Reproduce the listing below, changing each occurrence of "pagerank-point" to "pagerank-marker" and keeping everything else unchanged.
§
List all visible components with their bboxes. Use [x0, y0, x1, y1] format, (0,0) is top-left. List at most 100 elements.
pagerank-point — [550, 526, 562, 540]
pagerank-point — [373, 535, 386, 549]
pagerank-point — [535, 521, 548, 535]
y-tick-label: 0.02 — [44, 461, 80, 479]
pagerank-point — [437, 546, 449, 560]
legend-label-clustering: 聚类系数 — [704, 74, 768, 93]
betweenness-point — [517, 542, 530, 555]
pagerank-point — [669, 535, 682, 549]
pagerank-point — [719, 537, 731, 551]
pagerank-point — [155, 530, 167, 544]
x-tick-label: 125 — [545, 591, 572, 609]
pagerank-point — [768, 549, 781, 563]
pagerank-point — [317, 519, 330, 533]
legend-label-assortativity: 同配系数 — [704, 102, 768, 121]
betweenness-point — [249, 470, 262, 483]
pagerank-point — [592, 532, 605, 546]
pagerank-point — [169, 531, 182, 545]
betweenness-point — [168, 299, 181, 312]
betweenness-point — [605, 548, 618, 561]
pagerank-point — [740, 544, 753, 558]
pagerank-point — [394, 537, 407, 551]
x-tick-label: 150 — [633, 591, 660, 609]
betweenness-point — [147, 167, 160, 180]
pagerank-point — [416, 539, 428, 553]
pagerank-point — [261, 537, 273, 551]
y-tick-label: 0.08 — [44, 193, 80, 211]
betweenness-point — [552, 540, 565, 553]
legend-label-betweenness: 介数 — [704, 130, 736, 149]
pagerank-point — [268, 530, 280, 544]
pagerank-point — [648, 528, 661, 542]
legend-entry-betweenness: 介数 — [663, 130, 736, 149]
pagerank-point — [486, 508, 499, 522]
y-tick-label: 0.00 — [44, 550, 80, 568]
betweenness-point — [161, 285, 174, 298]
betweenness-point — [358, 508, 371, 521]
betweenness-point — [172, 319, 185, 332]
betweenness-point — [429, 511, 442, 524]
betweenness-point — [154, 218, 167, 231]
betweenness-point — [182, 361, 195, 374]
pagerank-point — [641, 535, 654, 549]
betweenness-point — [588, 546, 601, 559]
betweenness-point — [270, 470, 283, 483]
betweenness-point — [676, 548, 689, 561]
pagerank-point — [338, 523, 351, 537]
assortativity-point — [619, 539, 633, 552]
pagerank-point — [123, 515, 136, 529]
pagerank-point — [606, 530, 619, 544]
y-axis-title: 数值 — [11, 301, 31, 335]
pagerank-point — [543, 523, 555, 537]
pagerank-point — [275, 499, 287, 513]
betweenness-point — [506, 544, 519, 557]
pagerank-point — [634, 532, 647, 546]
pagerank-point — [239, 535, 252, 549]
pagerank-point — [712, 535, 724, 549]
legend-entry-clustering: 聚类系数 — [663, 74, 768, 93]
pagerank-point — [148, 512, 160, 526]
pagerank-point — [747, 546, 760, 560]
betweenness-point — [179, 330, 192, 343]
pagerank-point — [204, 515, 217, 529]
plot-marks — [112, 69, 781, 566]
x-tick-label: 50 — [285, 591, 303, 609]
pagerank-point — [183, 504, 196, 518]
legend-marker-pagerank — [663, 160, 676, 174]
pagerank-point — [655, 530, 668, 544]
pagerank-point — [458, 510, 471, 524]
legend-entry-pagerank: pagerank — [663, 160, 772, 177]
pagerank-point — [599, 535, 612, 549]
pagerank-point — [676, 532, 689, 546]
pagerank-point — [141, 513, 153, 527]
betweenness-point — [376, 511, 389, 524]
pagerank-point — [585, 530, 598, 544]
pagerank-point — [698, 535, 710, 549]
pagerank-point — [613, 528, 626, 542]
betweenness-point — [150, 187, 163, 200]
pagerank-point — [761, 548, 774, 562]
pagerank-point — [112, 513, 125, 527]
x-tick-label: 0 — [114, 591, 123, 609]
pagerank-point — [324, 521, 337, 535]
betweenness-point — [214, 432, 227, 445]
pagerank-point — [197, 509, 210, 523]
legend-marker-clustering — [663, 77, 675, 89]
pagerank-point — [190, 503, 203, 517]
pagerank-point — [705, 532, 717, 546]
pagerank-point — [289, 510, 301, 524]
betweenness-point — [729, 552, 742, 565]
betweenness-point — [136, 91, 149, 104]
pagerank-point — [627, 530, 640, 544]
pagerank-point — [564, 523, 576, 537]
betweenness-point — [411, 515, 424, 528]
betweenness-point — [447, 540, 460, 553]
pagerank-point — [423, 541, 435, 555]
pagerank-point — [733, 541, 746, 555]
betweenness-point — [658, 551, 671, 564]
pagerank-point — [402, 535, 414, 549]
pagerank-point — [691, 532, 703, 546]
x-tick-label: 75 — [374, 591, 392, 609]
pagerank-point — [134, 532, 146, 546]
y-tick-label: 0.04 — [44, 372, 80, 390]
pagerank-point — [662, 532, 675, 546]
§
[Complete output]
List all visible components with their bboxes. Use [x0, y0, x1, y1] format, (0,0) is top-left. List at most 100 elements.
pagerank-marker — [550, 526, 562, 540]
pagerank-marker — [373, 535, 386, 549]
pagerank-marker — [535, 521, 548, 535]
y-tick-label: 0.02 — [44, 461, 80, 479]
pagerank-marker — [437, 546, 449, 560]
legend-label-clustering: 聚类系数 — [704, 74, 768, 93]
betweenness-point — [517, 542, 530, 555]
pagerank-marker — [669, 535, 682, 549]
pagerank-marker — [719, 537, 731, 551]
pagerank-marker — [155, 530, 167, 544]
x-tick-label: 125 — [545, 591, 572, 609]
pagerank-marker — [768, 549, 781, 563]
pagerank-marker — [317, 519, 330, 533]
legend-label-assortativity: 同配系数 — [704, 102, 768, 121]
betweenness-point — [249, 470, 262, 483]
pagerank-marker — [592, 532, 605, 546]
pagerank-marker — [169, 531, 182, 545]
betweenness-point — [168, 299, 181, 312]
betweenness-point — [605, 548, 618, 561]
pagerank-marker — [740, 544, 753, 558]
pagerank-marker — [394, 537, 407, 551]
x-tick-label: 150 — [633, 591, 660, 609]
betweenness-point — [147, 167, 160, 180]
pagerank-marker — [416, 539, 428, 553]
pagerank-marker — [261, 537, 273, 551]
y-tick-label: 0.08 — [44, 193, 80, 211]
betweenness-point — [552, 540, 565, 553]
legend-label-betweenness: 介数 — [704, 130, 736, 149]
pagerank-marker — [268, 530, 280, 544]
pagerank-marker — [648, 528, 661, 542]
legend-entry-betweenness: 介数 — [663, 130, 736, 149]
pagerank-marker — [486, 508, 499, 522]
y-tick-label: 0.00 — [44, 550, 80, 568]
betweenness-point — [161, 285, 174, 298]
betweenness-point — [358, 508, 371, 521]
betweenness-point — [172, 319, 185, 332]
betweenness-point — [429, 511, 442, 524]
betweenness-point — [154, 218, 167, 231]
betweenness-point — [182, 361, 195, 374]
pagerank-marker — [641, 535, 654, 549]
betweenness-point — [588, 546, 601, 559]
betweenness-point — [270, 470, 283, 483]
betweenness-point — [676, 548, 689, 561]
pagerank-marker — [338, 523, 351, 537]
assortativity-point — [619, 539, 633, 552]
pagerank-marker — [123, 515, 136, 529]
pagerank-marker — [606, 530, 619, 544]
y-axis-title: 数值 — [11, 301, 31, 335]
pagerank-marker — [543, 523, 555, 537]
pagerank-marker — [275, 499, 287, 513]
betweenness-point — [506, 544, 519, 557]
pagerank-marker — [634, 532, 647, 546]
pagerank-marker — [239, 535, 252, 549]
pagerank-marker — [712, 535, 724, 549]
legend-entry-clustering: 聚类系数 — [663, 74, 768, 93]
pagerank-marker — [148, 512, 160, 526]
pagerank-marker — [747, 546, 760, 560]
betweenness-point — [179, 330, 192, 343]
pagerank-marker — [204, 515, 217, 529]
plot-marks — [112, 69, 781, 566]
x-tick-label: 50 — [285, 591, 303, 609]
pagerank-marker — [183, 504, 196, 518]
legend-marker-pagerank — [663, 160, 676, 174]
pagerank-marker — [655, 530, 668, 544]
pagerank-marker — [458, 510, 471, 524]
legend-entry-pagerank: pagerank — [663, 160, 772, 177]
pagerank-marker — [599, 535, 612, 549]
pagerank-marker — [676, 532, 689, 546]
pagerank-marker — [141, 513, 153, 527]
betweenness-point — [376, 511, 389, 524]
pagerank-marker — [585, 530, 598, 544]
pagerank-marker — [698, 535, 710, 549]
pagerank-marker — [613, 528, 626, 542]
betweenness-point — [150, 187, 163, 200]
pagerank-marker — [761, 548, 774, 562]
pagerank-marker — [112, 513, 125, 527]
x-tick-label: 0 — [114, 591, 123, 609]
pagerank-marker — [324, 521, 337, 535]
betweenness-point — [214, 432, 227, 445]
pagerank-marker — [197, 509, 210, 523]
legend-marker-clustering — [663, 77, 675, 89]
pagerank-marker — [190, 503, 203, 517]
pagerank-marker — [705, 532, 717, 546]
pagerank-marker — [289, 510, 301, 524]
betweenness-point — [729, 552, 742, 565]
betweenness-point — [136, 91, 149, 104]
pagerank-marker — [627, 530, 640, 544]
pagerank-marker — [564, 523, 576, 537]
betweenness-point — [411, 515, 424, 528]
betweenness-point — [447, 540, 460, 553]
pagerank-marker — [423, 541, 435, 555]
pagerank-marker — [733, 541, 746, 555]
betweenness-point — [658, 551, 671, 564]
pagerank-marker — [402, 535, 414, 549]
pagerank-marker — [691, 532, 703, 546]
x-tick-label: 75 — [374, 591, 392, 609]
pagerank-marker — [134, 532, 146, 546]
y-tick-label: 0.04 — [44, 372, 80, 390]
pagerank-marker — [662, 532, 675, 546]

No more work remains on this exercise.